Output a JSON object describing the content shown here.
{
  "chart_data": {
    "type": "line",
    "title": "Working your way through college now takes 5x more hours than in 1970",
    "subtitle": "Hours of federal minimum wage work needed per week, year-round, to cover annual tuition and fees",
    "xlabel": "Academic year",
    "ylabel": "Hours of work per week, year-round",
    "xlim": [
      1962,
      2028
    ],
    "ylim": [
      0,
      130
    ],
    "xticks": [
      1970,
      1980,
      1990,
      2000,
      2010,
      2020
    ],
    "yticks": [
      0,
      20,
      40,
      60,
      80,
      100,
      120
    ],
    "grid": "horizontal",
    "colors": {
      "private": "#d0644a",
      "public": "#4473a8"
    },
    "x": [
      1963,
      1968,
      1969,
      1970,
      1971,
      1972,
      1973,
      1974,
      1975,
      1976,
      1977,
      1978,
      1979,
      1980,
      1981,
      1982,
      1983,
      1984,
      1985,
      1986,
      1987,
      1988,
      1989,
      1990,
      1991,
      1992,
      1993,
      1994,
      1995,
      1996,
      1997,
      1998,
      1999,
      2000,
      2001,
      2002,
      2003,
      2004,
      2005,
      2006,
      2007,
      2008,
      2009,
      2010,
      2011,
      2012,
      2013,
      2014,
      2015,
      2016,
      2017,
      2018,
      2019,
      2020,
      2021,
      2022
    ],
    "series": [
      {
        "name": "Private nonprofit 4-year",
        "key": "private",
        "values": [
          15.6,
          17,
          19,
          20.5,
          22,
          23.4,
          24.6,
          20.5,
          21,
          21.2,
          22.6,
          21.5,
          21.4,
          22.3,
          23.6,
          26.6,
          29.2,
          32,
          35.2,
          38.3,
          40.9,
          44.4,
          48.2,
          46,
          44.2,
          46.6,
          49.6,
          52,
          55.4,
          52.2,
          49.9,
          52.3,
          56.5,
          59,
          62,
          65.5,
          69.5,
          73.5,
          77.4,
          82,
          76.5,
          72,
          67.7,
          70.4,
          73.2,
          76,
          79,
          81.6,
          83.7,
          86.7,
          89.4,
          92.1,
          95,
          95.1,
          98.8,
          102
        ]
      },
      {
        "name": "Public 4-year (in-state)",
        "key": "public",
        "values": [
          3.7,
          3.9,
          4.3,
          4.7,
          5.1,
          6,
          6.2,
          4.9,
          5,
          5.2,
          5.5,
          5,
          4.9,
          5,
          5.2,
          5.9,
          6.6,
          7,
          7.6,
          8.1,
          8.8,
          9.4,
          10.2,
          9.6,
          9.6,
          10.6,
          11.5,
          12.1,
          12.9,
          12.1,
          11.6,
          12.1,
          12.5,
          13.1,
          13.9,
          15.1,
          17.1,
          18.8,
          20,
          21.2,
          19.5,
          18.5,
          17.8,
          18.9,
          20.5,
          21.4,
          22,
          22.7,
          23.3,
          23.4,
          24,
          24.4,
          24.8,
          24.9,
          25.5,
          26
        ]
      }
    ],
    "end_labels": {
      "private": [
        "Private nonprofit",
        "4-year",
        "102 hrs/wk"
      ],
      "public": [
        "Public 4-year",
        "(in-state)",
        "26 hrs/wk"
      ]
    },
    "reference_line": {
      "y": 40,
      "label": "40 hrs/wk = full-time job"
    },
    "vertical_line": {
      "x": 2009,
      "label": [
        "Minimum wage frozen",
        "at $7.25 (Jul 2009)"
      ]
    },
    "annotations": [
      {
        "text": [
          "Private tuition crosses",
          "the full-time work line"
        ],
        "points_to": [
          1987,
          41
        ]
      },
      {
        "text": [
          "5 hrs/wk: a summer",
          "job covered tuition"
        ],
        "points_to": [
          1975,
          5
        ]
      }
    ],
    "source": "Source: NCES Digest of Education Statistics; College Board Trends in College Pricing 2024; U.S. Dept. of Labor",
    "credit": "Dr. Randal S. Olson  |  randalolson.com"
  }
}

----

> [Written instruction]: Take the records above and return them exactly as written.

> [Solution to this problem]:
Output a JSON object describing the content shown here.
{
  "chart_data": {
    "type": "line",
    "title": "Working your way through college now takes 5x more hours than in 1970",
    "subtitle": "Hours of federal minimum wage work needed per week, year-round, to cover annual tuition and fees",
    "xlabel": "Academic year",
    "ylabel": "Hours of work per week, year-round",
    "xlim": [
      1962,
      2028
    ],
    "ylim": [
      0,
      130
    ],
    "xticks": [
      1970,
      1980,
      1990,
      2000,
      2010,
      2020
    ],
    "yticks": [
      0,
      20,
      40,
      60,
      80,
      100,
      120
    ],
    "grid": "horizontal",
    "colors": {
      "private": "#d0644a",
      "public": "#4473a8"
    },
    "x": [
      1963,
      1968,
      1969,
      1970,
      1971,
      1972,
      1973,
      1974,
      1975,
      1976,
      1977,
      1978,
      1979,
      1980,
      1981,
      1982,
      1983,
      1984,
      1985,
      1986,
      1987,
      1988,
      1989,
      1990,
      1991,
      1992,
      1993,
      1994,
      1995,
      1996,
      1997,
      1998,
      1999,
      2000,
      2001,
      2002,
      2003,
      2004,
      2005,
      2006,
      2007,
      2008,
      2009,
      2010,
      2011,
      2012,
      2013,
      2014,
      2015,
      2016,
      2017,
      2018,
      2019,
      2020,
      2021,
      2022
    ],
    "series": [
      {
        "name": "Private nonprofit 4-year",
        "key": "private",
        "values": [
          15.6,
          17,
          19,
          20.5,
          22,
          23.4,
          24.6,
          20.5,
          21,
          21.2,
          22.6,
          21.5,
          21.4,
          22.3,
          23.6,
          26.6,
          29.2,
          32,
          35.2,
          38.3,
          40.9,
          44.4,
          48.2,
          46,
          44.2,
          46.6,
          49.6,
          52,
          55.4,
          52.2,
          49.9,
          52.3,
          56.5,
          59,
          62,
          65.5,
          69.5,
          73.5,
          77.4,
          82,
          76.5,
          72,
          67.7,
          70.4,
          73.2,
          76,
          79,
          81.6,
          83.7,
          86.7,
          89.4,
          92.1,
          95,
          95.1,
          98.8,
          102
        ]
      },
      {
        "name": "Public 4-year (in-state)",
        "key": "public",
        "values": [
          3.7,
          3.9,
          4.3,
          4.7,
          5.1,
          6,
          6.2,
          4.9,
          5,
          5.2,
          5.5,
          5,
          4.9,
          5,
          5.2,
          5.9,
          6.6,
          7,
          7.6,
          8.1,
          8.8,
          9.4,
          10.2,
          9.6,
          9.6,
          10.6,
          11.5,
          12.1,
          12.9,
          12.1,
          11.6,
          12.1,
          12.5,
          13.1,
          13.9,
          15.1,
          17.1,
          18.8,
          20,
          21.2,
          19.5,
          18.5,
          17.8,
          18.9,
          20.5,
          21.4,
          22,
          22.7,
          23.3,
          23.4,
          24,
          24.4,
          24.8,
          24.9,
          25.5,
          26
        ]
      }
    ],
    "end_labels": {
      "private": [
        "Private nonprofit",
        "4-year",
        "102 hrs/wk"
      ],
      "public": [
        "Public 4-year",
        "(in-state)",
        "26 hrs/wk"
      ]
    },
    "reference_line": {
      "y": 40,
      "label": "40 hrs/wk = full-time job"
    },
    "vertical_line": {
      "x": 2009,
      "label": [
        "Minimum wage frozen",
        "at $7.25 (Jul 2009)"
      ]
    },
    "annotations": [
      {
        "text": [
          "Private tuition crosses",
          "the full-time work line"
        ],
        "points_to": [
          1987,
          41
        ]
      },
      {
        "text": [
          "5 hrs/wk: a summer",
          "job covered tuition"
        ],
        "points_to": [
          1975,
          5
        ]
      }
    ],
    "source": "Source: NCES Digest of Education Statistics; College Board Trends in College Pricing 2024; U.S. Dept. of Labor",
    "credit": "Dr. Randal S. Olson  |  randalolson.com"
  }
}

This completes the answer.